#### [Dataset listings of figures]
━━━━━━━━━━━━━━━━

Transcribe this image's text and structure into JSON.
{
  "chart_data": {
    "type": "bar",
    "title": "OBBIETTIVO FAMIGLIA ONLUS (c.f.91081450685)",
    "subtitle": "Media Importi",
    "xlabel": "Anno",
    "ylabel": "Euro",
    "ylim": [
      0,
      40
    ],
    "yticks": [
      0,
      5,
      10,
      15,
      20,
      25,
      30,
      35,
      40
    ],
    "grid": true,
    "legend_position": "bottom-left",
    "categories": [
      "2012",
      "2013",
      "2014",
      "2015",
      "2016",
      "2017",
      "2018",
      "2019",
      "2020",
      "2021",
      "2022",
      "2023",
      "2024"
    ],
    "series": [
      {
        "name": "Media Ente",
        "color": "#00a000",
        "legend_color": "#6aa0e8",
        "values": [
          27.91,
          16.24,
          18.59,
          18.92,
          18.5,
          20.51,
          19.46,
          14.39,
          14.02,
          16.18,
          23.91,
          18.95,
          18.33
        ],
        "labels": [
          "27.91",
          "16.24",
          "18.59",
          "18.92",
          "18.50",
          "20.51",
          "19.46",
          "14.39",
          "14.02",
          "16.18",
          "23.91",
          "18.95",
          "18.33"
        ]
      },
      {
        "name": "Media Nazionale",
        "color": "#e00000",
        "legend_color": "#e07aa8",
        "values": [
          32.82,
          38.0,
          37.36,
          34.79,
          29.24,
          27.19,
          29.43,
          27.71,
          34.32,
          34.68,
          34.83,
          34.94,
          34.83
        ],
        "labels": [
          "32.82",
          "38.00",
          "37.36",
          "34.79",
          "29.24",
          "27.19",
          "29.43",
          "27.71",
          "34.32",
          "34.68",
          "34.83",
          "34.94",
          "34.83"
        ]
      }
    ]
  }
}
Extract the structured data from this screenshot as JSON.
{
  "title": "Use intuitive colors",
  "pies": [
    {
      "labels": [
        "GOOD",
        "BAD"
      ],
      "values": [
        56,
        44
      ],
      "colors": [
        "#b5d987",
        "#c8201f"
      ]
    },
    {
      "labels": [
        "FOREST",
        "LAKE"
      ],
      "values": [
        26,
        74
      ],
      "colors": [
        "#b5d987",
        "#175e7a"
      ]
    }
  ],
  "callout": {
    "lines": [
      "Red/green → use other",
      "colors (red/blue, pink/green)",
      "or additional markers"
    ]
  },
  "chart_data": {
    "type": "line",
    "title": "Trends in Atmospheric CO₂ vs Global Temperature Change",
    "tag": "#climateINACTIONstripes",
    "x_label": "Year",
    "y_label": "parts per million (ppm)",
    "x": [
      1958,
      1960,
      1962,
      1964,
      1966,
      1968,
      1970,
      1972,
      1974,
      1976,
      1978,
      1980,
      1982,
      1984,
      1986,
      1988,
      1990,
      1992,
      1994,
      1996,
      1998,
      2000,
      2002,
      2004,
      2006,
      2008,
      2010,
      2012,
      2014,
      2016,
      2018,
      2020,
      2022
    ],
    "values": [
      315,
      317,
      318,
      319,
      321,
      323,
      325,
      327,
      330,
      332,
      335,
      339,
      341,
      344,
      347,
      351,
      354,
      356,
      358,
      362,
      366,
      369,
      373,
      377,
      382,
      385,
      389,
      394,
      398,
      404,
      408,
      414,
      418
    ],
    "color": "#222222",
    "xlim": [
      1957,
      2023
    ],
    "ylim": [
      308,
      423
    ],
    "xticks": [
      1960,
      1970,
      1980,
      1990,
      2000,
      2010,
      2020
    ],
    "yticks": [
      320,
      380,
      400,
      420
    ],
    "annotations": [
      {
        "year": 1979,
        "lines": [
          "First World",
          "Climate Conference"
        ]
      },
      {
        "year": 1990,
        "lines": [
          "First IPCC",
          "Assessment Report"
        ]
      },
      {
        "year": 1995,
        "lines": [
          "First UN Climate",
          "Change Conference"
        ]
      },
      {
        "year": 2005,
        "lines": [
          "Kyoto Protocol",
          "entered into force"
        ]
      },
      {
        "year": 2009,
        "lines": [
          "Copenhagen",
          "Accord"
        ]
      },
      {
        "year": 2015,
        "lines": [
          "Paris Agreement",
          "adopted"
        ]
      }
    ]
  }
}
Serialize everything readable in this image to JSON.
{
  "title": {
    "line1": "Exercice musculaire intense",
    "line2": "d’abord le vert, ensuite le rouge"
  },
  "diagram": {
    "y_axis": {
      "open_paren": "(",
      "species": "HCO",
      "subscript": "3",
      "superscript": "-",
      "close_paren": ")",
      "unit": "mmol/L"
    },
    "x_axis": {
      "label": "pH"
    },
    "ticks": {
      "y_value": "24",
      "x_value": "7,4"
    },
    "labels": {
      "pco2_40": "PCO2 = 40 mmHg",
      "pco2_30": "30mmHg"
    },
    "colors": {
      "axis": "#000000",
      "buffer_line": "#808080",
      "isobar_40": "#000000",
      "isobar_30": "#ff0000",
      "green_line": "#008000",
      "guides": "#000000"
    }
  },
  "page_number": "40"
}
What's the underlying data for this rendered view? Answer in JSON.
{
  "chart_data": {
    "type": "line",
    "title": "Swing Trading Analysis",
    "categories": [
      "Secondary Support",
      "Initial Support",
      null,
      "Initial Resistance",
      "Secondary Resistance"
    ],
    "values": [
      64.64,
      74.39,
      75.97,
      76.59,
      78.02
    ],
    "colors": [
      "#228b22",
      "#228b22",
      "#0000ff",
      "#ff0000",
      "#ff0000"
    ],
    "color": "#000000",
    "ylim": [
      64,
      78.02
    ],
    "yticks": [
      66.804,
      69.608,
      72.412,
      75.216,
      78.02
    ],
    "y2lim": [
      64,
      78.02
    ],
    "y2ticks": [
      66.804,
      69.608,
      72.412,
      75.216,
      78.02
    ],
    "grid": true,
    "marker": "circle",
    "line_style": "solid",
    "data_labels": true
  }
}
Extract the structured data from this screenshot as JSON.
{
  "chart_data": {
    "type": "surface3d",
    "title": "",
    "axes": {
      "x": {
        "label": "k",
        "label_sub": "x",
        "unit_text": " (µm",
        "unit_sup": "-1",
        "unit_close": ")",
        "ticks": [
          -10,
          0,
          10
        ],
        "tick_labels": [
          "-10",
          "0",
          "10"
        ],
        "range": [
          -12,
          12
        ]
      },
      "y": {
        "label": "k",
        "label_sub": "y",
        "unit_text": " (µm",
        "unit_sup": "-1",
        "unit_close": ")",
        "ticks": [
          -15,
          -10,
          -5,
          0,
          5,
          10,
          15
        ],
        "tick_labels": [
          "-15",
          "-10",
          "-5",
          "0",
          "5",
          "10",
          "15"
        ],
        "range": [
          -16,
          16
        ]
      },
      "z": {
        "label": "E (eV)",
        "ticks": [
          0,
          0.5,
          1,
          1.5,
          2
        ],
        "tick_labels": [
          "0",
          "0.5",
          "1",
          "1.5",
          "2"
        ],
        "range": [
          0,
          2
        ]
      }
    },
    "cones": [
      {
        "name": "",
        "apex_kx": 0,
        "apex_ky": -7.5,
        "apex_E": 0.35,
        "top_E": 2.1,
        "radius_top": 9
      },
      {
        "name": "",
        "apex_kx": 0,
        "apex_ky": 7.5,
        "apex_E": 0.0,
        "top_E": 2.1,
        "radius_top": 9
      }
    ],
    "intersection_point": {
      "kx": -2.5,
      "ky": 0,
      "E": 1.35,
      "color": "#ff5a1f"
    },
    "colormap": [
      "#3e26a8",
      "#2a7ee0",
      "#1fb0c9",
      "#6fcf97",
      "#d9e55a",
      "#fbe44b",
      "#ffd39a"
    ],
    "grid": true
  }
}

━━━━━━━━━━━━━━━━

Quote the whole listing above, leaving nothing out.

#### [Answer for this exercise]
Transcribe this image's text and structure into JSON.
{
  "chart_data": {
    "type": "bar",
    "title": "OBBIETTIVO FAMIGLIA ONLUS (c.f.91081450685)",
    "subtitle": "Media Importi",
    "xlabel": "Anno",
    "ylabel": "Euro",
    "ylim": [
      0,
      40
    ],
    "yticks": [
      0,
      5,
      10,
      15,
      20,
      25,
      30,
      35,
      40
    ],
    "grid": true,
    "legend_position": "bottom-left",
    "categories": [
      "2012",
      "2013",
      "2014",
      "2015",
      "2016",
      "2017",
      "2018",
      "2019",
      "2020",
      "2021",
      "2022",
      "2023",
      "2024"
    ],
    "series": [
      {
        "name": "Media Ente",
        "color": "#00a000",
        "legend_color": "#6aa0e8",
        "values": [
          27.91,
          16.24,
          18.59,
          18.92,
          18.5,
          20.51,
          19.46,
          14.39,
          14.02,
          16.18,
          23.91,
          18.95,
          18.33
        ],
        "labels": [
          "27.91",
          "16.24",
          "18.59",
          "18.92",
          "18.50",
          "20.51",
          "19.46",
          "14.39",
          "14.02",
          "16.18",
          "23.91",
          "18.95",
          "18.33"
        ]
      },
      {
        "name": "Media Nazionale",
        "color": "#e00000",
        "legend_color": "#e07aa8",
        "values": [
          32.82,
          38.0,
          37.36,
          34.79,
          29.24,
          27.19,
          29.43,
          27.71,
          34.32,
          34.68,
          34.83,
          34.94,
          34.83
        ],
        "labels": [
          "32.82",
          "38.00",
          "37.36",
          "34.79",
          "29.24",
          "27.19",
          "29.43",
          "27.71",
          "34.32",
          "34.68",
          "34.83",
          "34.94",
          "34.83"
        ]
      }
    ]
  }
}
Extract the structured data from this screenshot as JSON.
{
  "title": "Use intuitive colors",
  "pies": [
    {
      "labels": [
        "GOOD",
        "BAD"
      ],
      "values": [
        56,
        44
      ],
      "colors": [
        "#b5d987",
        "#c8201f"
      ]
    },
    {
      "labels": [
        "FOREST",
        "LAKE"
      ],
      "values": [
        26,
        74
      ],
      "colors": [
        "#b5d987",
        "#175e7a"
      ]
    }
  ],
  "callout": {
    "lines": [
      "Red/green → use other",
      "colors (red/blue, pink/green)",
      "or additional markers"
    ]
  },
  "chart_data": {
    "type": "line",
    "title": "Trends in Atmospheric CO₂ vs Global Temperature Change",
    "tag": "#climateINACTIONstripes",
    "x_label": "Year",
    "y_label": "parts per million (ppm)",
    "x": [
      1958,
      1960,
      1962,
      1964,
      1966,
      1968,
      1970,
      1972,
      1974,
      1976,
      1978,
      1980,
      1982,
      1984,
      1986,
      1988,
      1990,
      1992,
      1994,
      1996,
      1998,
      2000,
      2002,
      2004,
      2006,
      2008,
      2010,
      2012,
      2014,
      2016,
      2018,
      2020,
      2022
    ],
    "values": [
      315,
      317,
      318,
      319,
      321,
      323,
      325,
      327,
      330,
      332,
      335,
      339,
      341,
      344,
      347,
      351,
      354,
      356,
      358,
      362,
      366,
      369,
      373,
      377,
      382,
      385,
      389,
      394,
      398,
      404,
      408,
      414,
      418
    ],
    "color": "#222222",
    "xlim": [
      1957,
      2023
    ],
    "ylim": [
      308,
      423
    ],
    "xticks": [
      1960,
      1970,
      1980,
      1990,
      2000,
      2010,
      2020
    ],
    "yticks": [
      320,
      380,
      400,
      420
    ],
    "annotations": [
      {
        "year": 1979,
        "lines": [
          "First World",
          "Climate Conference"
        ]
      },
      {
        "year": 1990,
        "lines": [
          "First IPCC",
          "Assessment Report"
        ]
      },
      {
        "year": 1995,
        "lines": [
          "First UN Climate",
          "Change Conference"
        ]
      },
      {
        "year": 2005,
        "lines": [
          "Kyoto Protocol",
          "entered into force"
        ]
      },
      {
        "year": 2009,
        "lines": [
          "Copenhagen",
          "Accord"
        ]
      },
      {
        "year": 2015,
        "lines": [
          "Paris Agreement",
          "adopted"
        ]
      }
    ]
  }
}
Serialize everything readable in this image to JSON.
{
  "title": {
    "line1": "Exercice musculaire intense",
    "line2": "d’abord le vert, ensuite le rouge"
  },
  "diagram": {
    "y_axis": {
      "open_paren": "(",
      "species": "HCO",
      "subscript": "3",
      "superscript": "-",
      "close_paren": ")",
      "unit": "mmol/L"
    },
    "x_axis": {
      "label": "pH"
    },
    "ticks": {
      "y_value": "24",
      "x_value": "7,4"
    },
    "labels": {
      "pco2_40": "PCO2 = 40 mmHg",
      "pco2_30": "30mmHg"
    },
    "colors": {
      "axis": "#000000",
      "buffer_line": "#808080",
      "isobar_40": "#000000",
      "isobar_30": "#ff0000",
      "green_line": "#008000",
      "guides": "#000000"
    }
  },
  "page_number": "40"
}
What's the underlying data for this rendered view? Answer in JSON.
{
  "chart_data": {
    "type": "line",
    "title": "Swing Trading Analysis",
    "categories": [
      "Secondary Support",
      "Initial Support",
      null,
      "Initial Resistance",
      "Secondary Resistance"
    ],
    "values": [
      64.64,
      74.39,
      75.97,
      76.59,
      78.02
    ],
    "colors": [
      "#228b22",
      "#228b22",
      "#0000ff",
      "#ff0000",
      "#ff0000"
    ],
    "color": "#000000",
    "ylim": [
      64,
      78.02
    ],
    "yticks": [
      66.804,
      69.608,
      72.412,
      75.216,
      78.02
    ],
    "y2lim": [
      64,
      78.02
    ],
    "y2ticks": [
      66.804,
      69.608,
      72.412,
      75.216,
      78.02
    ],
    "grid": true,
    "marker": "circle",
    "line_style": "solid",
    "data_labels": true
  }
}
Extract the structured data from this screenshot as JSON.
{
  "chart_data": {
    "type": "surface3d",
    "title": "",
    "axes": {
      "x": {
        "label": "k",
        "label_sub": "x",
        "unit_text": " (µm",
        "unit_sup": "-1",
        "unit_close": ")",
        "ticks": [
          -10,
          0,
          10
        ],
        "tick_labels": [
          "-10",
          "0",
          "10"
        ],
        "range": [
          -12,
          12
        ]
      },
      "y": {
        "label": "k",
        "label_sub": "y",
        "unit_text": " (µm",
        "unit_sup": "-1",
        "unit_close": ")",
        "ticks": [
          -15,
          -10,
          -5,
          0,
          5,
          10,
          15
        ],
        "tick_labels": [
          "-15",
          "-10",
          "-5",
          "0",
          "5",
          "10",
          "15"
        ],
        "range": [
          -16,
          16
        ]
      },
      "z": {
        "label": "E (eV)",
        "ticks": [
          0,
          0.5,
          1,
          1.5,
          2
        ],
        "tick_labels": [
          "0",
          "0.5",
          "1",
          "1.5",
          "2"
        ],
        "range": [
          0,
          2
        ]
      }
    },
    "cones": [
      {
        "name": "",
        "apex_kx": 0,
        "apex_ky": -7.5,
        "apex_E": 0.35,
        "top_E": 2.1,
        "radius_top": 9
      },
      {
        "name": "",
        "apex_kx": 0,
        "apex_ky": 7.5,
        "apex_E": 0.0,
        "top_E": 2.1,
        "radius_top": 9
      }
    ],
    "intersection_point": {
      "kx": -2.5,
      "ky": 0,
      "E": 1.35,
      "color": "#ff5a1f"
    },
    "colormap": [
      "#3e26a8",
      "#2a7ee0",
      "#1fb0c9",
      "#6fcf97",
      "#d9e55a",
      "#fbe44b",
      "#ffd39a"
    ],
    "grid": true
  }
}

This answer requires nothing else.